EXERCISE 1 ▸ Apart from David Cowling himself, which people are named in the biography of Professor David Cowling?
EXERCISE 2 ▸ Can you carry on the biography of Professor David Cowling from its last sentence?

PASSAGE ▸
Professor David Cowling

Professor


Affiliations
Affiliation
Professor in the School of Modern Languages and Cultures
Member of the Institute of Medieval and Early Modern Studies

Biography

Having completed my undergraduate and doctoral studies at Magdalen College, Oxford, and having spent ten years as Lecturer, Senior Lecturer and (latterly) Reader in French at the University of Exeter, I moved to Durham in 2003 to take up the Chair in French vacated by the late Ann Moss. I am interested primarily in the application of elements of cognitive metaphor theory, as developed by George Lakoff and others, to the analysis of late medieval and early modern French texts, with particular reference to political and polemical discourse. Having published in the first instance on metaphors of the building in French allegorical texts, I have more recently turned my attention to metaphors of economic exchange in the polemical works that were motivated by the debate on linguistic borrowing from Italian into French in the later 16th century, focusing primarily on the vernacular writings of Henri Estienne. I also retain an interest in the reception of classical writers in Renaissance France, with particular reference to the works of Quintus Ennius, and in the language of Jean Lemaire de Belges and his exemplary role in the teaching of French in early modern England. I am currently preparing a new scholarly edition of the 15th-century chronicle of the Franco-Burgundian writer George Chastelain with my Durham colleague Graeme Small.

I am a member of the Durham Institute of Medieval and Early Modern Studies (whose taught MA programme I directed between 2006 and 2008), and the Durham Centre for Classical Reception. I co-directed a series of interdisciplinary research dialogues on the theme of Metaphors as Models for the Durham Institute of Advanced Study in 2008, and have more recently run, in collaboration with colleagues at the Universities of Groningen and Copenhagen, a series of interdisciplinary colloquia on the topic ‘Authority and Persuasion: the Role of Commonplaces in Western Europe (c.1500-c.1800)’.

SUPPLIED DATA ▸
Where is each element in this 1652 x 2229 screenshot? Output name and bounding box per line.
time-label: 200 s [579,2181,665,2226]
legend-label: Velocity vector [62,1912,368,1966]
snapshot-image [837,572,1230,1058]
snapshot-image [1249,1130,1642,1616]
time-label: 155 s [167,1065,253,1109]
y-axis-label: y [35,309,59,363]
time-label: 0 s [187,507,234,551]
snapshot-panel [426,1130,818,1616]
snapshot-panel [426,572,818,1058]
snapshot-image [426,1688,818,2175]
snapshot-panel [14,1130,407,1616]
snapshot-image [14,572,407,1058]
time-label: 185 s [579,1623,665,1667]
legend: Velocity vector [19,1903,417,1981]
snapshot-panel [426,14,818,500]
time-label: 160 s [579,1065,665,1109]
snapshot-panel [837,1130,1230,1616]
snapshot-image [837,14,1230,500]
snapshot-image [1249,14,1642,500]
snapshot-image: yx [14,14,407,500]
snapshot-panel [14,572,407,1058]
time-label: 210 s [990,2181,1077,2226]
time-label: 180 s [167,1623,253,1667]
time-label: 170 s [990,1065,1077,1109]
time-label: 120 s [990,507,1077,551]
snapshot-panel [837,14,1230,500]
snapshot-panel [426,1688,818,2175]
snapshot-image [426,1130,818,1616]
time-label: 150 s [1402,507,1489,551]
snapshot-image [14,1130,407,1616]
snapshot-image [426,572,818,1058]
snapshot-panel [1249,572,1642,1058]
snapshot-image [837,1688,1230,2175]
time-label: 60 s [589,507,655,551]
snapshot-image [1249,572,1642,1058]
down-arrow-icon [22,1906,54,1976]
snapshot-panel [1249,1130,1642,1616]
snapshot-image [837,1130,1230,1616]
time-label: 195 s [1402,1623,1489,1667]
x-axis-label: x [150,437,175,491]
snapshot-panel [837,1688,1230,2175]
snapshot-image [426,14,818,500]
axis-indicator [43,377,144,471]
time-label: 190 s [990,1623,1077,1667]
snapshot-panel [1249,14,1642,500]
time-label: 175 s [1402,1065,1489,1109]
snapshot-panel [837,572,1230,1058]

EXPECTED OUTPUT 1 ▸ George Lakoff, Ann Moss, Henri Estienne, Quintus Ennius, Jean Lemaire de Belges, George Chastelain, Graeme Small

EXPECTED OUTPUT 2 ▸
I served as Head of the School of Modern Languages and Cultures from 2004 to 2005, from 2008 to 2011, and from 2021 to 2024. I served as director of Durham's Institute of Medieval and Early Modern Studies between 2011 and 2013 and as Pro-Vice-Chancellor (Arts and Humanities) between January 2014 and August 2019. In this latter role, I had executive responsibility for the University Library and Special Collections, and for the University's relationship with Ushaw College and The Auckland Project. In this latter capacity I initiated and led the development of the Durham Residential Research Library and the Zurbarán Centre for Spanish and Latin American Art. I also led the University's work on the Scottish Soldiers project and its divestment from companies involved in fossil fuel extraction.

I initiated and chaired the UCML Special Interest Group for Heads of Languages in UK HE between 2022 and 2024.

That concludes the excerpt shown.